Gather, from the data below, each line in which the word "this" occurs.

╭─ Records supplied

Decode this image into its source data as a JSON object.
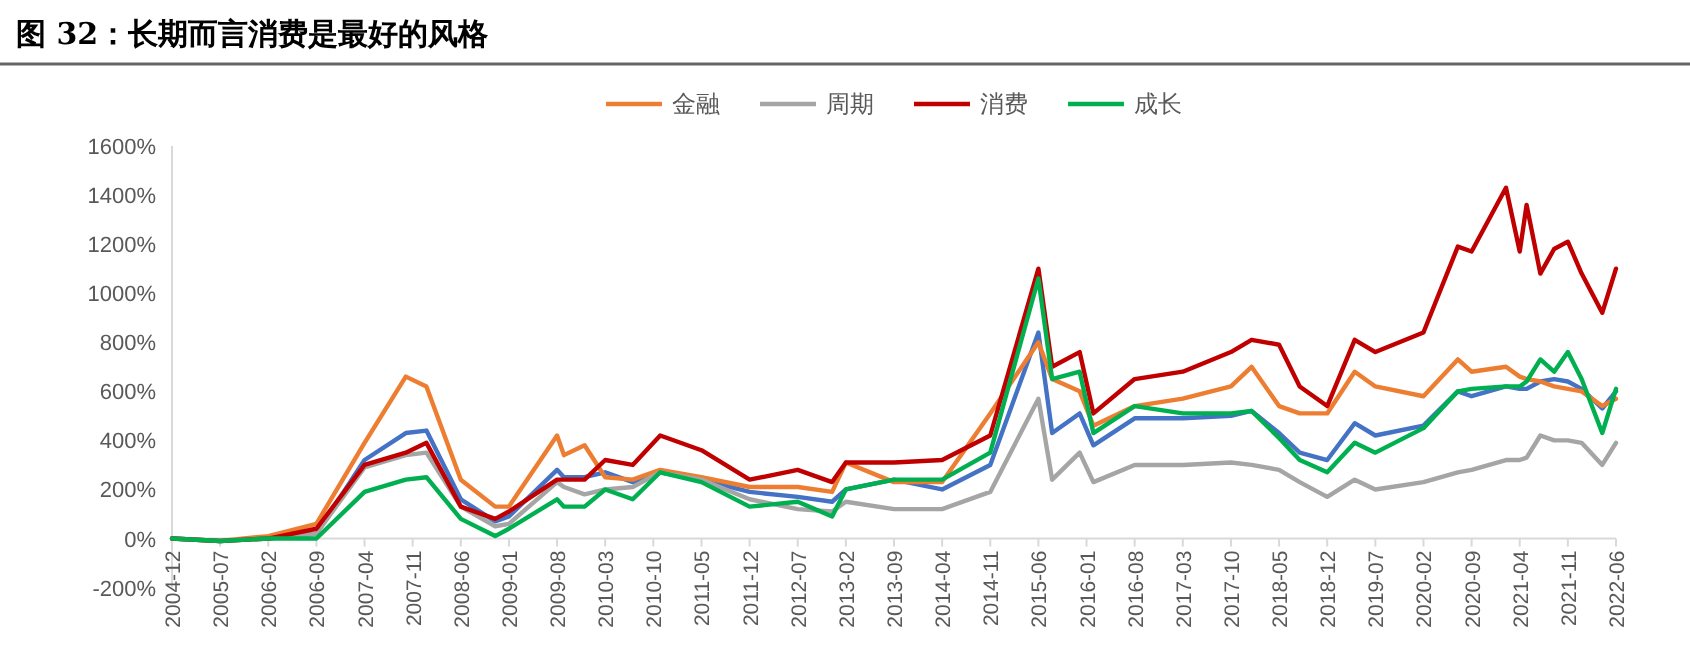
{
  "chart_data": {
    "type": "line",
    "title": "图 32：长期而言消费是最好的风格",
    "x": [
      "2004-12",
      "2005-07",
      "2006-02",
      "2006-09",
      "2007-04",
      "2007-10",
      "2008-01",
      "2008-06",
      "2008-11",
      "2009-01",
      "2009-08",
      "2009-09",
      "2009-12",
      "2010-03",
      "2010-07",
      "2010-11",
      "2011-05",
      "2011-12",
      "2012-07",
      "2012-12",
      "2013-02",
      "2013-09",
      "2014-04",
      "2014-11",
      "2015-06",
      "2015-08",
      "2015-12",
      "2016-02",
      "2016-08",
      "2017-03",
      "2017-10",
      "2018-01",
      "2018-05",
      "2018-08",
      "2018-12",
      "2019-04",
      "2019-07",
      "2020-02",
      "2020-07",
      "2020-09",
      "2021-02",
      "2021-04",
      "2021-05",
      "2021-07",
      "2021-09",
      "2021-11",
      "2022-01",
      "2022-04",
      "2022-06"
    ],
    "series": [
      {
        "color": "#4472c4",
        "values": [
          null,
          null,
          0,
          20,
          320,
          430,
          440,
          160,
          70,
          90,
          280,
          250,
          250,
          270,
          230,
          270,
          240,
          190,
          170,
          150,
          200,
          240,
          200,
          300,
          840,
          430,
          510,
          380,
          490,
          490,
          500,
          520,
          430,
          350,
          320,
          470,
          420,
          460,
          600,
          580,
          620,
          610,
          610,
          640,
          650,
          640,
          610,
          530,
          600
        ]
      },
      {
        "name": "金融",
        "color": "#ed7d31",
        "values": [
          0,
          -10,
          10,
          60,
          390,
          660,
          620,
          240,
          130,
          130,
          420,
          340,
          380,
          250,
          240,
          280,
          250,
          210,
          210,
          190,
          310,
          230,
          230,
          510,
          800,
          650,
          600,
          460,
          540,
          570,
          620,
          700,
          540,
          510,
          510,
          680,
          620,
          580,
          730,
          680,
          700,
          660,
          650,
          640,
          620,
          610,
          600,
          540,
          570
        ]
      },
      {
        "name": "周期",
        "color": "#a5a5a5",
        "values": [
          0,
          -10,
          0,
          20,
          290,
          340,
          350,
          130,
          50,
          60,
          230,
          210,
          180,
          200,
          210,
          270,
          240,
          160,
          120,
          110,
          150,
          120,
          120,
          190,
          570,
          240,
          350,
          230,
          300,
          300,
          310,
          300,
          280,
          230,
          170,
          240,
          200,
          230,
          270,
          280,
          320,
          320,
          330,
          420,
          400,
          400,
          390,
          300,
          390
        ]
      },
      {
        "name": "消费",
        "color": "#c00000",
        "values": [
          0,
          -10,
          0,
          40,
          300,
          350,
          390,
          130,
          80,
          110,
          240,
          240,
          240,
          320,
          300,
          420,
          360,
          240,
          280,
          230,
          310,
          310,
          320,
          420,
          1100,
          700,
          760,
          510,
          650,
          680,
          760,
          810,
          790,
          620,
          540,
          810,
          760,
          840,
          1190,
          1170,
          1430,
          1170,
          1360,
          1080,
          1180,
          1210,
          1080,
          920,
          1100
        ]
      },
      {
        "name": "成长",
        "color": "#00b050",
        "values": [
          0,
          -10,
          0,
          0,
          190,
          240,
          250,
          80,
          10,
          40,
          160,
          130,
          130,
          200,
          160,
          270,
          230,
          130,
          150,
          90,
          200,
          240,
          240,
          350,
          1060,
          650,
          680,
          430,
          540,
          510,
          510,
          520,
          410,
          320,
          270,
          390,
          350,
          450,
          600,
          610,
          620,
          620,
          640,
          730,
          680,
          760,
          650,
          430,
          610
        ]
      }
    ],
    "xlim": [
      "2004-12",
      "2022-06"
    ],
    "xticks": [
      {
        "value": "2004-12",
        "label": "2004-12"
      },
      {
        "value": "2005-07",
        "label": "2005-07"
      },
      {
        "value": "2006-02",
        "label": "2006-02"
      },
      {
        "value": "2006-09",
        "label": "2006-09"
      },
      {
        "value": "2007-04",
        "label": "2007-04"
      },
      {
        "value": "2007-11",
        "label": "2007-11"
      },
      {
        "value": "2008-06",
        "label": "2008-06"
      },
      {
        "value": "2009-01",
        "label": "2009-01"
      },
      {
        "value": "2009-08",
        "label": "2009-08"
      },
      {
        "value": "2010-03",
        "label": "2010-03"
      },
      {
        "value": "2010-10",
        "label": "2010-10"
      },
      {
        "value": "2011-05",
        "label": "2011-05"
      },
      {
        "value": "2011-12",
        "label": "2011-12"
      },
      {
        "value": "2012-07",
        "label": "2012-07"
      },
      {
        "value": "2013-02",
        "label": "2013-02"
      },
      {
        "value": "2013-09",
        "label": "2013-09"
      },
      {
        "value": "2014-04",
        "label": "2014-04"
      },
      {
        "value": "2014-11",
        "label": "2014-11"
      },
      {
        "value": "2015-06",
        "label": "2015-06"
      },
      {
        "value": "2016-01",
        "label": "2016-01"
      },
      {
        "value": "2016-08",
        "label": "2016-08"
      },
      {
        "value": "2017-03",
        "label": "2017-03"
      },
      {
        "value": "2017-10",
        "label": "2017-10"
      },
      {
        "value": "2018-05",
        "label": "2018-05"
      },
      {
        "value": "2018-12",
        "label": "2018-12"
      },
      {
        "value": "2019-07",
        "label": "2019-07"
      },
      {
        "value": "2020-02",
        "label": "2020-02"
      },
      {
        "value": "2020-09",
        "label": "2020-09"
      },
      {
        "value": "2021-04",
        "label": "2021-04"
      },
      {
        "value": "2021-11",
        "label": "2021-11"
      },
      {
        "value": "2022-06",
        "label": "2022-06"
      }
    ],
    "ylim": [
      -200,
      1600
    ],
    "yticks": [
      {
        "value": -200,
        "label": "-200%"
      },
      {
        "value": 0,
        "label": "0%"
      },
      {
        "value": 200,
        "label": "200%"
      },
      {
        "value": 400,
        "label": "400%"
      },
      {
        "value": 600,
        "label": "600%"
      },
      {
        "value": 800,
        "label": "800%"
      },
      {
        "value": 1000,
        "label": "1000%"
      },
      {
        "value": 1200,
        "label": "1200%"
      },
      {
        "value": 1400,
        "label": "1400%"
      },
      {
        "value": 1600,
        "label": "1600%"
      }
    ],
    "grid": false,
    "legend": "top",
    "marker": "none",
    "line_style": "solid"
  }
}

╰─
╭─ Records supplied

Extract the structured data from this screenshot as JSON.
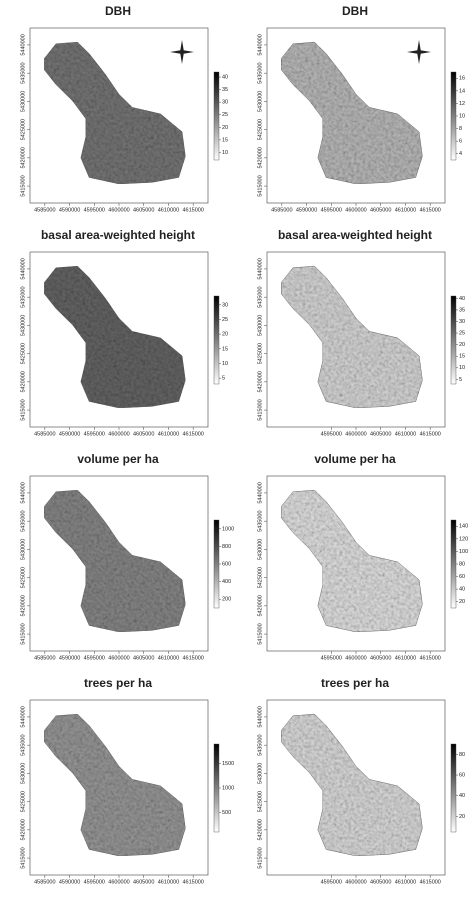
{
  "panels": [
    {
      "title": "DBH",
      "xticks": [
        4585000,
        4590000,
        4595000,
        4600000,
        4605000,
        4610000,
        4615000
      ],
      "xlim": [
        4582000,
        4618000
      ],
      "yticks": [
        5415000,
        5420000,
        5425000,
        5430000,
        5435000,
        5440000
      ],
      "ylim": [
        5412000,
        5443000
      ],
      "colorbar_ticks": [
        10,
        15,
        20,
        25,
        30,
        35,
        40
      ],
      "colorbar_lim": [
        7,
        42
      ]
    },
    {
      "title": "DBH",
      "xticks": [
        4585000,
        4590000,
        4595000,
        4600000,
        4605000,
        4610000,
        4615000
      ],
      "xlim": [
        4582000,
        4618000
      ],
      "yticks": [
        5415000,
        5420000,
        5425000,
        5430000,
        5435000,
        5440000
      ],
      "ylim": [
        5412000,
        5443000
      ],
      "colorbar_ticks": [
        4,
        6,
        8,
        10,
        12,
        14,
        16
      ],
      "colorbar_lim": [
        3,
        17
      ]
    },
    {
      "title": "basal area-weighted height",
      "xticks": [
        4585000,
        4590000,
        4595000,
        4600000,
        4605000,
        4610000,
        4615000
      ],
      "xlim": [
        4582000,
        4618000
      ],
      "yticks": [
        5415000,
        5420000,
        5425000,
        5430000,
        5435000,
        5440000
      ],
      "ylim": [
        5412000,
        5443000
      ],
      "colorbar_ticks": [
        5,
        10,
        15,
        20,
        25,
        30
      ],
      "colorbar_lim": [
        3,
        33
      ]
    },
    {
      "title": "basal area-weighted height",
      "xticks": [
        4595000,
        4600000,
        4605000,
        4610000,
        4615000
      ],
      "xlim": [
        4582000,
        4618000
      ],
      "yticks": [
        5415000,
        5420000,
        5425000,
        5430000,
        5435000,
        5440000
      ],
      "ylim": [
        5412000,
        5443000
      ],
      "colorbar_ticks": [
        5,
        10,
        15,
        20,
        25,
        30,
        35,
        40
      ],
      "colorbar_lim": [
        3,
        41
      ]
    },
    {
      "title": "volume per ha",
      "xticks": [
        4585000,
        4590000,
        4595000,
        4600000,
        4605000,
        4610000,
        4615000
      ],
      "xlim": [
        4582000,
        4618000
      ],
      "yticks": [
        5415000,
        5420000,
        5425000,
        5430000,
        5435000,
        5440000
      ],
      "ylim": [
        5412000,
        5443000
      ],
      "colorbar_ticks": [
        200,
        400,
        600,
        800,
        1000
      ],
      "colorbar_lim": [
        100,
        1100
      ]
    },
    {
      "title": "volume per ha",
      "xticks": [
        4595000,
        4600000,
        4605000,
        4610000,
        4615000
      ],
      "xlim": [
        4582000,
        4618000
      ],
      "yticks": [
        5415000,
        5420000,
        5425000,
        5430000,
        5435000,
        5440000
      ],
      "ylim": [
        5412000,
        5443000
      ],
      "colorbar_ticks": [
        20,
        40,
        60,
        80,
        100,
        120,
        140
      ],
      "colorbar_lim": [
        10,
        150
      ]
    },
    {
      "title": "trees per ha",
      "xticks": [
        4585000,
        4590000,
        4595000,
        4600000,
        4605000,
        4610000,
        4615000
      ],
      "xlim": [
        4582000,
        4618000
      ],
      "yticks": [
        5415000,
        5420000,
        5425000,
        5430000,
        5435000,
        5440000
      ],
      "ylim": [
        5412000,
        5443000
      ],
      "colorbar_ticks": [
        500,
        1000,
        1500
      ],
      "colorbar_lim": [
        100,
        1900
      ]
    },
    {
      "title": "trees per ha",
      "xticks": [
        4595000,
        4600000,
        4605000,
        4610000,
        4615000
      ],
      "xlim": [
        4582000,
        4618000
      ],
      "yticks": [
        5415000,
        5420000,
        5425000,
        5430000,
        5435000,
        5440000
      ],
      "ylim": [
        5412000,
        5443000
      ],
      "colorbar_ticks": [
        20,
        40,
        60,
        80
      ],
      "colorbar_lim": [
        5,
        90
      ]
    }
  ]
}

╰─

▶ Right answer
Decode this image into its source data as a JSON object.
Extract the structured data from this screenshot as JSON.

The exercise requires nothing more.